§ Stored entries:
^^^^^^^^^^^^^^^^
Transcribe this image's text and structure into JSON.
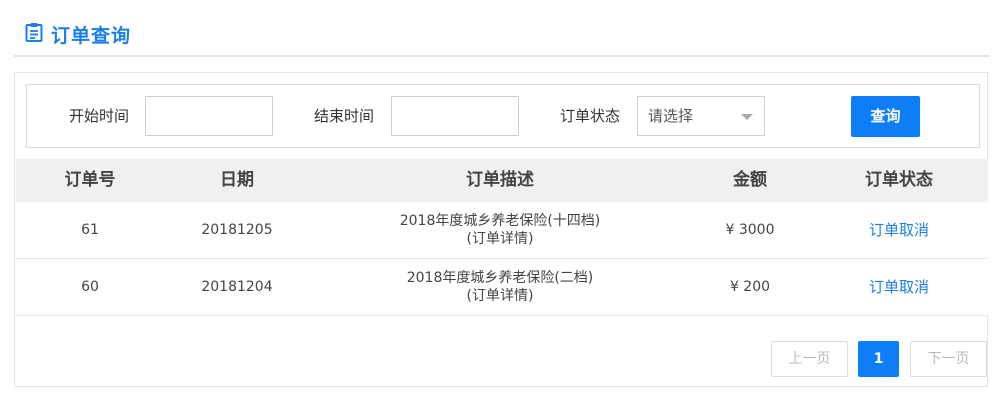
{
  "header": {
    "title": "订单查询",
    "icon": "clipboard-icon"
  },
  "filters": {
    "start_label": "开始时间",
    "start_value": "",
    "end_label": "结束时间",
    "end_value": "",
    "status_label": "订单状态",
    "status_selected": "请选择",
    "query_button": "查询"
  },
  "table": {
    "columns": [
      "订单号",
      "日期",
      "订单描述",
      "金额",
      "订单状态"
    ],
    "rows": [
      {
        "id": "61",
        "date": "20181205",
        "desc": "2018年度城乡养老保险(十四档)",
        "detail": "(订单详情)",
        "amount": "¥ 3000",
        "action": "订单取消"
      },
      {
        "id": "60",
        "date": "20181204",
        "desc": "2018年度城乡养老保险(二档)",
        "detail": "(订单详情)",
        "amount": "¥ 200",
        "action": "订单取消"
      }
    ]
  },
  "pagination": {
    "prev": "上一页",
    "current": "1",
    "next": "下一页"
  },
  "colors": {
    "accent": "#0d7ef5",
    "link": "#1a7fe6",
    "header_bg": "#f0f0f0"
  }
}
^^^^^^^^^^^^^^^^
§ WRITTEN INSTRUCTION:
Set down the lines of the records above exactly, apart from the pictures.

§ EXERCISE ANSWER:
Transcribe this image's text and structure into JSON.
{
  "header": {
    "title": "订单查询",
    "icon": "clipboard-icon"
  },
  "filters": {
    "start_label": "开始时间",
    "start_value": "",
    "end_label": "结束时间",
    "end_value": "",
    "status_label": "订单状态",
    "status_selected": "请选择",
    "query_button": "查询"
  },
  "table": {
    "columns": [
      "订单号",
      "日期",
      "订单描述",
      "金额",
      "订单状态"
    ],
    "rows": [
      {
        "id": "61",
        "date": "20181205",
        "desc": "2018年度城乡养老保险(十四档)",
        "detail": "(订单详情)",
        "amount": "¥ 3000",
        "action": "订单取消"
      },
      {
        "id": "60",
        "date": "20181204",
        "desc": "2018年度城乡养老保险(二档)",
        "detail": "(订单详情)",
        "amount": "¥ 200",
        "action": "订单取消"
      }
    ]
  },
  "pagination": {
    "prev": "上一页",
    "current": "1",
    "next": "下一页"
  },
  "colors": {
    "accent": "#0d7ef5",
    "link": "#1a7fe6",
    "header_bg": "#f0f0f0"
  }
}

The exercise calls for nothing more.